• _DIRECTIONS FOR THIS TASK_: The line containing "Serialize everything readable" and every line after it, through the last, are to be extracted exactly; no other lines belong in the answer.

Dataset items:
━━━
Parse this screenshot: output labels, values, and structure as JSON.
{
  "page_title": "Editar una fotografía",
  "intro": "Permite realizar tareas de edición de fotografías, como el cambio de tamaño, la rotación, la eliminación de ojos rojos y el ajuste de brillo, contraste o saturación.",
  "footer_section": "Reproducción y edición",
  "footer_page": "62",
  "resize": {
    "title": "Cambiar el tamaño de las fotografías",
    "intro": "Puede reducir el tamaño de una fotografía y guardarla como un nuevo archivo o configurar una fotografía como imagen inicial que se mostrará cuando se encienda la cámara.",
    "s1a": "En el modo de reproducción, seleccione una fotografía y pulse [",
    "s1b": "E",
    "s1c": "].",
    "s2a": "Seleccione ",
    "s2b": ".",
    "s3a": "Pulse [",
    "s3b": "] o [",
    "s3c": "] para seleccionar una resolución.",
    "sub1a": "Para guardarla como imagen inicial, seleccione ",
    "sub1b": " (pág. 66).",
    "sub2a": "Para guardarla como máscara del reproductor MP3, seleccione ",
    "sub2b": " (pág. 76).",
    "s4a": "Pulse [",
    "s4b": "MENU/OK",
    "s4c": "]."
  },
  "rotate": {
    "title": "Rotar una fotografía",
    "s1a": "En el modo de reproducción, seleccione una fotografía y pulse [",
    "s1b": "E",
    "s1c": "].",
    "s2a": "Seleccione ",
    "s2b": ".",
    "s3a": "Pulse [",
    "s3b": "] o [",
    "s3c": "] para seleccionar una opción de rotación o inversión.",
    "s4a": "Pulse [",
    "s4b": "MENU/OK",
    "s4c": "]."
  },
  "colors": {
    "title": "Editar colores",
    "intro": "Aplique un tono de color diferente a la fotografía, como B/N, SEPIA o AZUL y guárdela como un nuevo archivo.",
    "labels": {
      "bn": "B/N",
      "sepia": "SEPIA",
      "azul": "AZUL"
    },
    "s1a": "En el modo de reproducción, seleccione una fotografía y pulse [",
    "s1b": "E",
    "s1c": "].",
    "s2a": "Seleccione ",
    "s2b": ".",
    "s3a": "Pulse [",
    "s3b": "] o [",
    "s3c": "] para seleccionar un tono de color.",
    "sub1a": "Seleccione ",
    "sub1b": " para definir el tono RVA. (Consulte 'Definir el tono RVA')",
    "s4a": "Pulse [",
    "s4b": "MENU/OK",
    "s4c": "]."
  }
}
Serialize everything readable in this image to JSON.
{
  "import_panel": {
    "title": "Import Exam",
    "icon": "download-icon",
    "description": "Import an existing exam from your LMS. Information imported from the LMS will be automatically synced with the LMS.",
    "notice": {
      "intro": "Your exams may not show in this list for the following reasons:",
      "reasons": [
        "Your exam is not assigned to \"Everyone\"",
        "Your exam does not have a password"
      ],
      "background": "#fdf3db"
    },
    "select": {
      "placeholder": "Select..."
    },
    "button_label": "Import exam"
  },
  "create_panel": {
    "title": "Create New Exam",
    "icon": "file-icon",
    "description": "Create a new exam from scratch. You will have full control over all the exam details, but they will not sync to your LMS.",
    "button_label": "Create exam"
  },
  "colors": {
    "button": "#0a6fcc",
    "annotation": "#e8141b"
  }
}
━━━
• _TASK RESULT_:
Serialize everything readable in this image to JSON.
{
  "import_panel": {
    "title": "Import Exam",
    "icon": "download-icon",
    "description": "Import an existing exam from your LMS. Information imported from the LMS will be automatically synced with the LMS.",
    "notice": {
      "intro": "Your exams may not show in this list for the following reasons:",
      "reasons": [
        "Your exam is not assigned to \"Everyone\"",
        "Your exam does not have a password"
      ],
      "background": "#fdf3db"
    },
    "select": {
      "placeholder": "Select..."
    },
    "button_label": "Import exam"
  },
  "create_panel": {
    "title": "Create New Exam",
    "icon": "file-icon",
    "description": "Create a new exam from scratch. You will have full control over all the exam details, but they will not sync to your LMS.",
    "button_label": "Create exam"
  },
  "colors": {
    "button": "#0a6fcc",
    "annotation": "#e8141b"
  }
}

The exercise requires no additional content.